• SHORT TASK:
Using the data below, copy every line that contains the word "price".

= = = =

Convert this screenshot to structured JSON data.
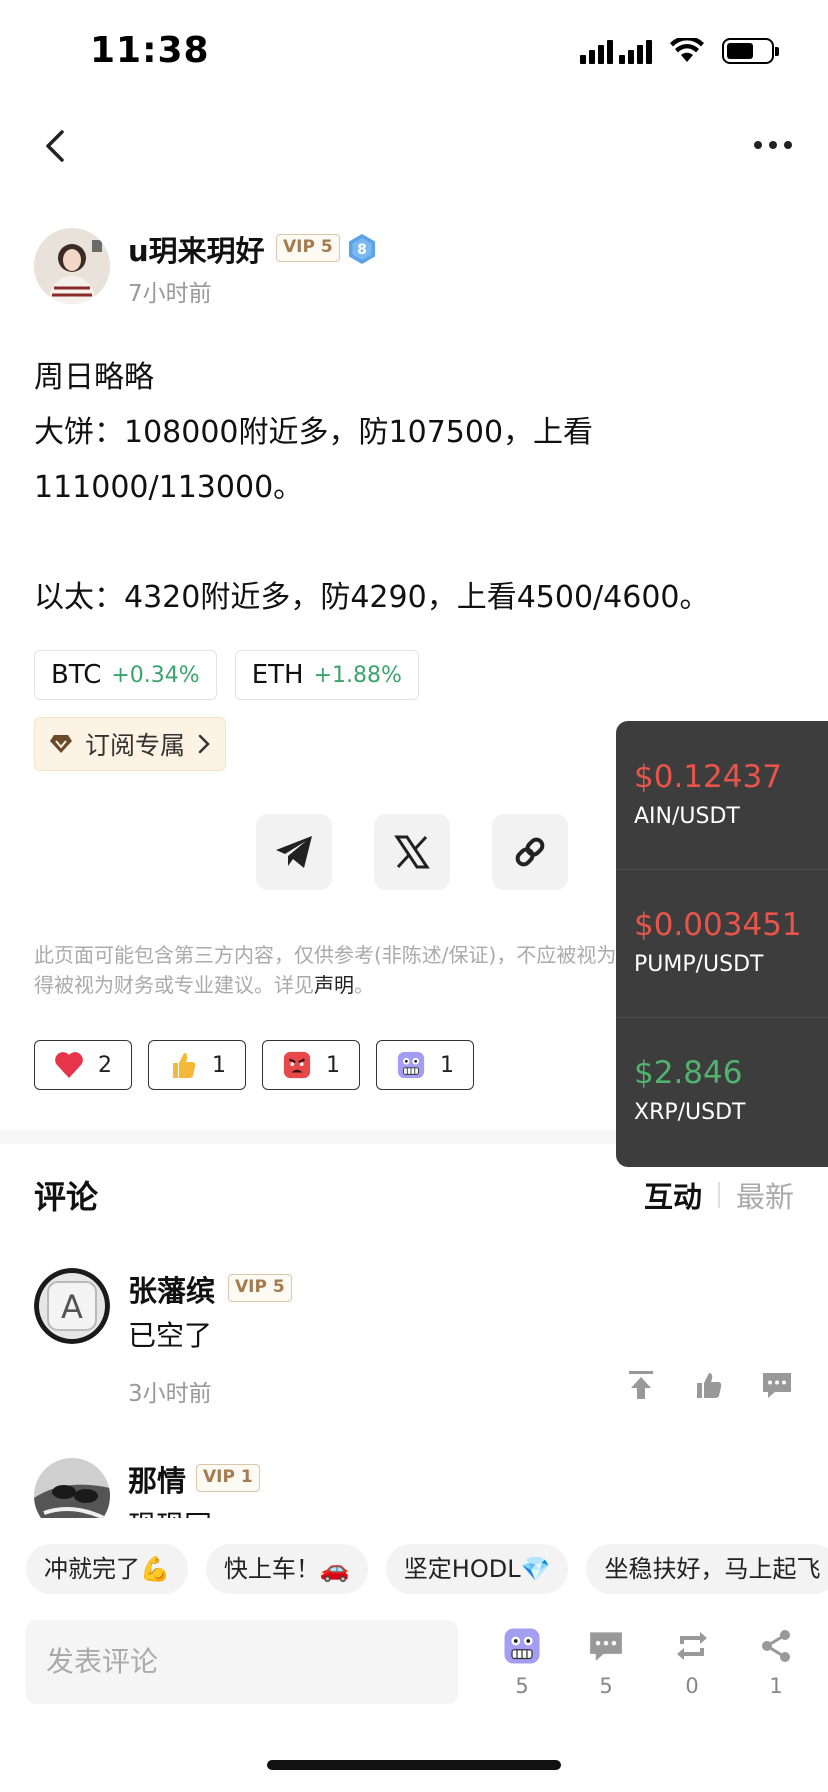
{
  "status_bar": {
    "time": "11:38"
  },
  "author": {
    "name": "u玥来玥好",
    "vip": "VIP 5",
    "level": "8",
    "time": "7小时前"
  },
  "post": {
    "lines": [
      "周日略略",
      "大饼：108000附近多，防107500，上看",
      "111000/113000。",
      "",
      "以太：4320附近多，防4290，上看4500/4600。"
    ]
  },
  "coin_tags": [
    {
      "symbol": "BTC",
      "change": "+0.34%"
    },
    {
      "symbol": "ETH",
      "change": "+1.88%"
    }
  ],
  "subscribe": {
    "label": "订阅专属"
  },
  "disclaimer": {
    "text": "此页面可能包含第三方内容，仅供参考(非陈述/保证)，不应被视为对观点表述，也不得被视为财务或专业建议。详见",
    "link": "声明",
    "end": "。"
  },
  "reactions": [
    {
      "icon": "heart-icon",
      "count": "2"
    },
    {
      "icon": "thumbs-up-icon",
      "count": "1"
    },
    {
      "icon": "angry-face-icon",
      "count": "1"
    },
    {
      "icon": "grimace-face-icon",
      "count": "1"
    }
  ],
  "comments_section": {
    "title": "评论",
    "sort": {
      "active": "互动",
      "other": "最新"
    }
  },
  "comments": [
    {
      "name": "张藩缤",
      "vip": "VIP 5",
      "text": "已空了",
      "time": "3小时前"
    },
    {
      "name": "那情",
      "vip": "VIP 1",
      "text": "现现同"
    }
  ],
  "quick_replies": [
    "冲就完了💪",
    "快上车！🚗",
    "坚定HODL💎",
    "坐稳扶好，马上起飞"
  ],
  "bottom_bar": {
    "placeholder": "发表评论",
    "react_count": "5",
    "comment_count": "5",
    "repost_count": "0",
    "share_count": "1"
  },
  "tickers": [
    {
      "price": "$0.12437",
      "pair": "AIN/USDT",
      "color": "#e8544a"
    },
    {
      "price": "$0.003451",
      "pair": "PUMP/USDT",
      "color": "#e8544a"
    },
    {
      "price": "$2.846",
      "pair": "XRP/USDT",
      "color": "#4fb26d"
    }
  ],
  "colors": {
    "positive": "#3aa56b",
    "negative": "#e8544a",
    "vip": "#a47b4f"
  }
}
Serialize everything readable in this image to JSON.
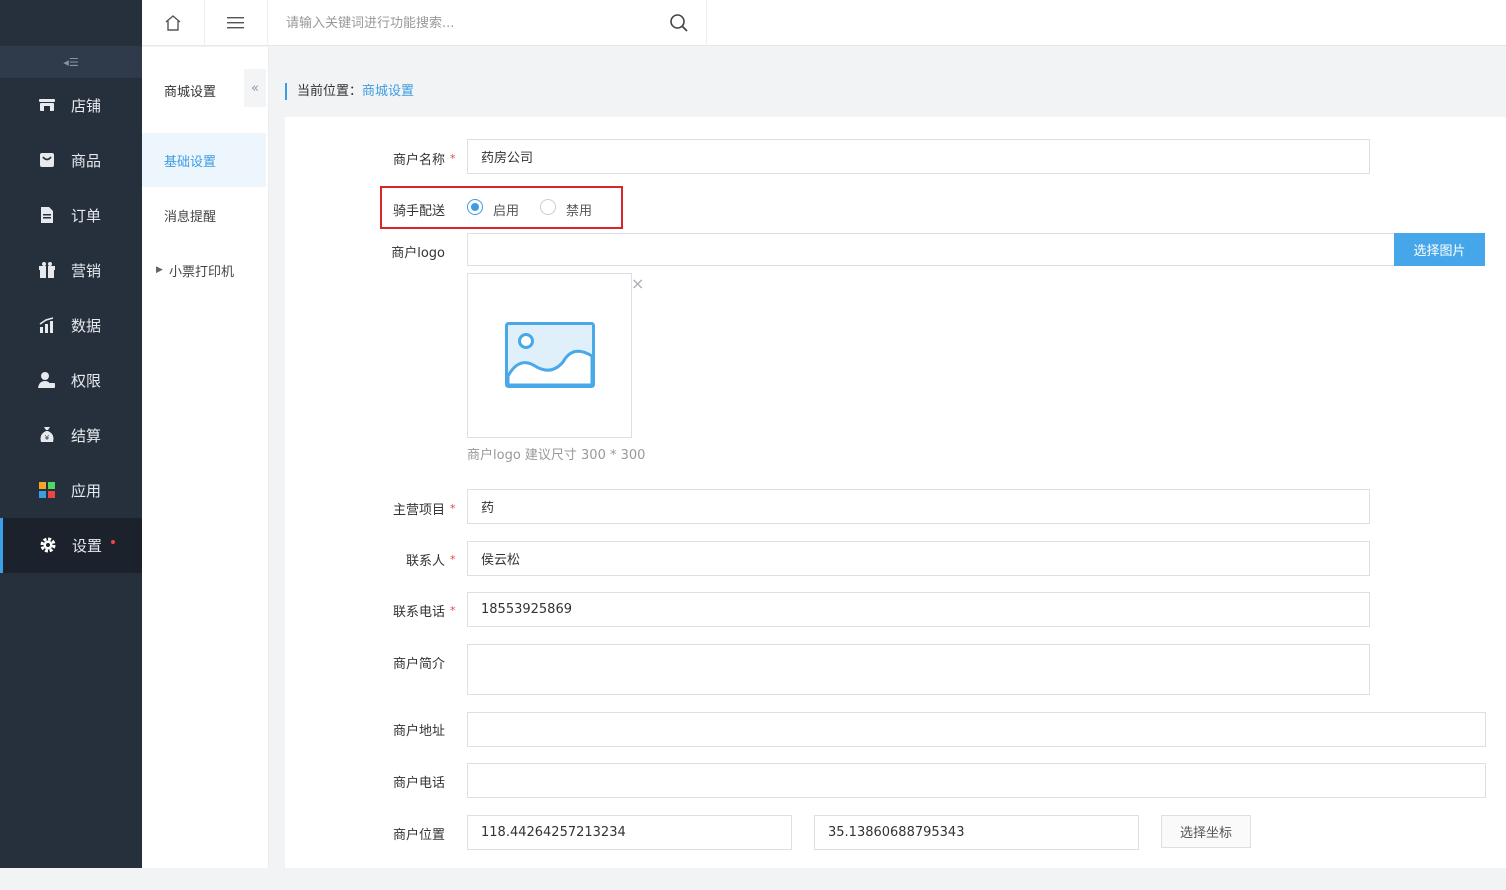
{
  "sidebar": {
    "items": [
      {
        "label": "店铺",
        "icon": "shop-icon"
      },
      {
        "label": "商品",
        "icon": "bag-icon"
      },
      {
        "label": "订单",
        "icon": "document-icon"
      },
      {
        "label": "营销",
        "icon": "gift-icon"
      },
      {
        "label": "数据",
        "icon": "bar-chart-icon"
      },
      {
        "label": "权限",
        "icon": "user-lock-icon"
      },
      {
        "label": "结算",
        "icon": "money-bag-icon"
      },
      {
        "label": "应用",
        "icon": "apps-grid-icon"
      },
      {
        "label": "设置",
        "icon": "gear-icon"
      }
    ],
    "collapse_glyph": "◂☰"
  },
  "topbar": {
    "search_placeholder": "请输入关键词进行功能搜索..."
  },
  "submenu": {
    "title": "商城设置",
    "collapse_glyph": "«",
    "items": [
      {
        "label": "基础设置"
      },
      {
        "label": "消息提醒"
      },
      {
        "label": "小票打印机"
      }
    ]
  },
  "breadcrumb": {
    "prefix": "当前位置：",
    "current": "商城设置"
  },
  "form": {
    "merchant_name": {
      "label": "商户名称",
      "value": "药房公司",
      "required": "*"
    },
    "rider_delivery": {
      "label": "骑手配送",
      "options": [
        "启用",
        "禁用"
      ],
      "selected": "启用"
    },
    "logo": {
      "label": "商户logo",
      "button": "选择图片",
      "close": "×",
      "hint": "商户logo 建议尺寸 300 * 300"
    },
    "main_business": {
      "label": "主营项目",
      "value": "药",
      "required": "*"
    },
    "contact": {
      "label": "联系人",
      "value": "侯云松",
      "required": "*"
    },
    "phone": {
      "label": "联系电话",
      "value": "18553925869",
      "required": "*"
    },
    "intro": {
      "label": "商户简介",
      "value": ""
    },
    "address": {
      "label": "商户地址",
      "value": ""
    },
    "merchant_phone": {
      "label": "商户电话",
      "value": ""
    },
    "location": {
      "label": "商户位置",
      "longitude": "118.44264257213234",
      "latitude": "35.13860688795343",
      "button": "选择坐标"
    }
  },
  "colors": {
    "sidebar_bg": "#26303d",
    "accent": "#3d9de3",
    "highlight": "#d9262b",
    "required": "#e5484d"
  }
}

= = = =

• ANSWER:
      "price": "$0.12437",
      "price": "$0.003451",
      "price": "$2.846",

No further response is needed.